-- Start --
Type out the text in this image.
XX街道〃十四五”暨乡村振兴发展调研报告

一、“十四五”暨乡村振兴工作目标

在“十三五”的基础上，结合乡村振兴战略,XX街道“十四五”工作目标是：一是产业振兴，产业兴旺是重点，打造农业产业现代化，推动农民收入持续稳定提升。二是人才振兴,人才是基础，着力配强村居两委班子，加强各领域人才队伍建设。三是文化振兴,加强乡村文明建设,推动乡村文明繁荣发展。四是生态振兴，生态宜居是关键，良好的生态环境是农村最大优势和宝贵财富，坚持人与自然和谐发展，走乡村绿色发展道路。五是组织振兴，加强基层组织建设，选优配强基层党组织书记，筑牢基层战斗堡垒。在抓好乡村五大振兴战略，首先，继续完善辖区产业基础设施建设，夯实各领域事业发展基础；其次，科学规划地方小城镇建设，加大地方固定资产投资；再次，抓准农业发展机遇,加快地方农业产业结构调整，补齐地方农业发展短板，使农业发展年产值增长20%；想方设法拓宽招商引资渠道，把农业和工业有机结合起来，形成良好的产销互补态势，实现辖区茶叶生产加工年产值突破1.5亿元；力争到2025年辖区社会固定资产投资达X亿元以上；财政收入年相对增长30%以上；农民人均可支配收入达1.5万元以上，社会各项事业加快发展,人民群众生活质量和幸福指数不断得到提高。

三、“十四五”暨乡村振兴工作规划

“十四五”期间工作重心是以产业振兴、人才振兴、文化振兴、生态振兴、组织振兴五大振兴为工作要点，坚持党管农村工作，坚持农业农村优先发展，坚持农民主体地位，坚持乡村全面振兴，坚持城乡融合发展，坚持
-- End --
- _Objective_: Repeat the material above in full, exactly as it stands.

- _Reply to the task_:
Type out the text in this image.
XX街道〃十四五”暨乡村振兴发展调研报告

一、“十四五”暨乡村振兴工作目标

在“十三五”的基础上，结合乡村振兴战略,XX街道“十四五”工作目标是：一是产业振兴，产业兴旺是重点，打造农业产业现代化，推动农民收入持续稳定提升。二是人才振兴,人才是基础，着力配强村居两委班子，加强各领域人才队伍建设。三是文化振兴,加强乡村文明建设,推动乡村文明繁荣发展。四是生态振兴，生态宜居是关键，良好的生态环境是农村最大优势和宝贵财富，坚持人与自然和谐发展，走乡村绿色发展道路。五是组织振兴，加强基层组织建设，选优配强基层党组织书记，筑牢基层战斗堡垒。在抓好乡村五大振兴战略，首先，继续完善辖区产业基础设施建设，夯实各领域事业发展基础；其次，科学规划地方小城镇建设，加大地方固定资产投资；再次，抓准农业发展机遇,加快地方农业产业结构调整，补齐地方农业发展短板，使农业发展年产值增长20%；想方设法拓宽招商引资渠道，把农业和工业有机结合起来，形成良好的产销互补态势，实现辖区茶叶生产加工年产值突破1.5亿元；力争到2025年辖区社会固定资产投资达X亿元以上；财政收入年相对增长30%以上；农民人均可支配收入达1.5万元以上，社会各项事业加快发展,人民群众生活质量和幸福指数不断得到提高。

三、“十四五”暨乡村振兴工作规划

“十四五”期间工作重心是以产业振兴、人才振兴、文化振兴、生态振兴、组织振兴五大振兴为工作要点，坚持党管农村工作，坚持农业农村优先发展，坚持农民主体地位，坚持乡村全面振兴，坚持城乡融合发展，坚持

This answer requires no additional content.